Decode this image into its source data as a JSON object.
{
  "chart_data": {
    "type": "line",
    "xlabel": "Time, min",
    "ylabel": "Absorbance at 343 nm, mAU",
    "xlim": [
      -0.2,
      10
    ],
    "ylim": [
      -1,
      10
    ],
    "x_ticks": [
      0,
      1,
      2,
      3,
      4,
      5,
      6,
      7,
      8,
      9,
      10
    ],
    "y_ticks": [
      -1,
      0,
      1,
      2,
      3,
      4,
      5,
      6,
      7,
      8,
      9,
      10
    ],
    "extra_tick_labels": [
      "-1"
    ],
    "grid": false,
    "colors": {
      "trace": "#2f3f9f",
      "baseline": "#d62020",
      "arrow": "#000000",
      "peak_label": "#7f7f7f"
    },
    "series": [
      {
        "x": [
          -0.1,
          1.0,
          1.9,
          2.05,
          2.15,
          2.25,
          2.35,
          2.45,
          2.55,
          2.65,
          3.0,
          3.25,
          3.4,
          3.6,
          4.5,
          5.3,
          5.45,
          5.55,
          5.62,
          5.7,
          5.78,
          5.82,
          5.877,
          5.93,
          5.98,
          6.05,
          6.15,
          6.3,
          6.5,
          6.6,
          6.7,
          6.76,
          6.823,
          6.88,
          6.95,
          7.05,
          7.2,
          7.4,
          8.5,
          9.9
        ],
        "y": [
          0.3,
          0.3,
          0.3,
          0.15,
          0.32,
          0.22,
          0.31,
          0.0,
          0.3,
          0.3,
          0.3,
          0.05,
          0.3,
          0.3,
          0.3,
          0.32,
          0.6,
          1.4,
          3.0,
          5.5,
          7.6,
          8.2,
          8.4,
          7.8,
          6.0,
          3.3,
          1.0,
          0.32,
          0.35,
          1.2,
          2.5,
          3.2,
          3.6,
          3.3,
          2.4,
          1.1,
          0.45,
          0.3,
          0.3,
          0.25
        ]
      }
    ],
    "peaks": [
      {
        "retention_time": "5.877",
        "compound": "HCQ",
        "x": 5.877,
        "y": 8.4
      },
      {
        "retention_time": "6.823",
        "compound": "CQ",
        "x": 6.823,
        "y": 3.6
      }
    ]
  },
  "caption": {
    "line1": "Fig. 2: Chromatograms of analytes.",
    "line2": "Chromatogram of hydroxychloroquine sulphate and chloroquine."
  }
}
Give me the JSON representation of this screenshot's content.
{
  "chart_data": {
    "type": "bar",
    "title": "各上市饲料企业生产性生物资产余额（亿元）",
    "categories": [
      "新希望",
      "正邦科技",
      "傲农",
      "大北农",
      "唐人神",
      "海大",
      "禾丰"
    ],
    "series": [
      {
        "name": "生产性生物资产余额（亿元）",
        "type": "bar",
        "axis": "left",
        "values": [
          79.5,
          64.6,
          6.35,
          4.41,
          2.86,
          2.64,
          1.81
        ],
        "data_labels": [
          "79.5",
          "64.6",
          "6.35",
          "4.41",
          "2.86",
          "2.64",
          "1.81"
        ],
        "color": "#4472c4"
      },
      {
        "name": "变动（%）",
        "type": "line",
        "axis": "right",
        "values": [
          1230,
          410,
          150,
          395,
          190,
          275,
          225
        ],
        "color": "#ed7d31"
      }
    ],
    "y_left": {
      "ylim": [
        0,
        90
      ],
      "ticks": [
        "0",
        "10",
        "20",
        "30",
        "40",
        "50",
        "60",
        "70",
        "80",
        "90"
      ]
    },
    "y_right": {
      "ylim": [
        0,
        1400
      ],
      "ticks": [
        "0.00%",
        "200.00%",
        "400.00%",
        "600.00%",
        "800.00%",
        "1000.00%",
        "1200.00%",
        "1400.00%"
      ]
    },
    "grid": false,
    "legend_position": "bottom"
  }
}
────────────────
Work required —
Make an exact copy of every entry.

Expected answer —
Decode this image into its source data as a JSON object.
{
  "chart_data": {
    "type": "line",
    "xlabel": "Time, min",
    "ylabel": "Absorbance at 343 nm, mAU",
    "xlim": [
      -0.2,
      10
    ],
    "ylim": [
      -1,
      10
    ],
    "x_ticks": [
      0,
      1,
      2,
      3,
      4,
      5,
      6,
      7,
      8,
      9,
      10
    ],
    "y_ticks": [
      -1,
      0,
      1,
      2,
      3,
      4,
      5,
      6,
      7,
      8,
      9,
      10
    ],
    "extra_tick_labels": [
      "-1"
    ],
    "grid": false,
    "colors": {
      "trace": "#2f3f9f",
      "baseline": "#d62020",
      "arrow": "#000000",
      "peak_label": "#7f7f7f"
    },
    "series": [
      {
        "x": [
          -0.1,
          1.0,
          1.9,
          2.05,
          2.15,
          2.25,
          2.35,
          2.45,
          2.55,
          2.65,
          3.0,
          3.25,
          3.4,
          3.6,
          4.5,
          5.3,
          5.45,
          5.55,
          5.62,
          5.7,
          5.78,
          5.82,
          5.877,
          5.93,
          5.98,
          6.05,
          6.15,
          6.3,
          6.5,
          6.6,
          6.7,
          6.76,
          6.823,
          6.88,
          6.95,
          7.05,
          7.2,
          7.4,
          8.5,
          9.9
        ],
        "y": [
          0.3,
          0.3,
          0.3,
          0.15,
          0.32,
          0.22,
          0.31,
          0.0,
          0.3,
          0.3,
          0.3,
          0.05,
          0.3,
          0.3,
          0.3,
          0.32,
          0.6,
          1.4,
          3.0,
          5.5,
          7.6,
          8.2,
          8.4,
          7.8,
          6.0,
          3.3,
          1.0,
          0.32,
          0.35,
          1.2,
          2.5,
          3.2,
          3.6,
          3.3,
          2.4,
          1.1,
          0.45,
          0.3,
          0.3,
          0.25
        ]
      }
    ],
    "peaks": [
      {
        "retention_time": "5.877",
        "compound": "HCQ",
        "x": 5.877,
        "y": 8.4
      },
      {
        "retention_time": "6.823",
        "compound": "CQ",
        "x": 6.823,
        "y": 3.6
      }
    ]
  },
  "caption": {
    "line1": "Fig. 2: Chromatograms of analytes.",
    "line2": "Chromatogram of hydroxychloroquine sulphate and chloroquine."
  }
}
Give me the JSON representation of this screenshot's content.
{
  "chart_data": {
    "type": "bar",
    "title": "各上市饲料企业生产性生物资产余额（亿元）",
    "categories": [
      "新希望",
      "正邦科技",
      "傲农",
      "大北农",
      "唐人神",
      "海大",
      "禾丰"
    ],
    "series": [
      {
        "name": "生产性生物资产余额（亿元）",
        "type": "bar",
        "axis": "left",
        "values": [
          79.5,
          64.6,
          6.35,
          4.41,
          2.86,
          2.64,
          1.81
        ],
        "data_labels": [
          "79.5",
          "64.6",
          "6.35",
          "4.41",
          "2.86",
          "2.64",
          "1.81"
        ],
        "color": "#4472c4"
      },
      {
        "name": "变动（%）",
        "type": "line",
        "axis": "right",
        "values": [
          1230,
          410,
          150,
          395,
          190,
          275,
          225
        ],
        "color": "#ed7d31"
      }
    ],
    "y_left": {
      "ylim": [
        0,
        90
      ],
      "ticks": [
        "0",
        "10",
        "20",
        "30",
        "40",
        "50",
        "60",
        "70",
        "80",
        "90"
      ]
    },
    "y_right": {
      "ylim": [
        0,
        1400
      ],
      "ticks": [
        "0.00%",
        "200.00%",
        "400.00%",
        "600.00%",
        "800.00%",
        "1000.00%",
        "1200.00%",
        "1400.00%"
      ]
    },
    "grid": false,
    "legend_position": "bottom"
  }
}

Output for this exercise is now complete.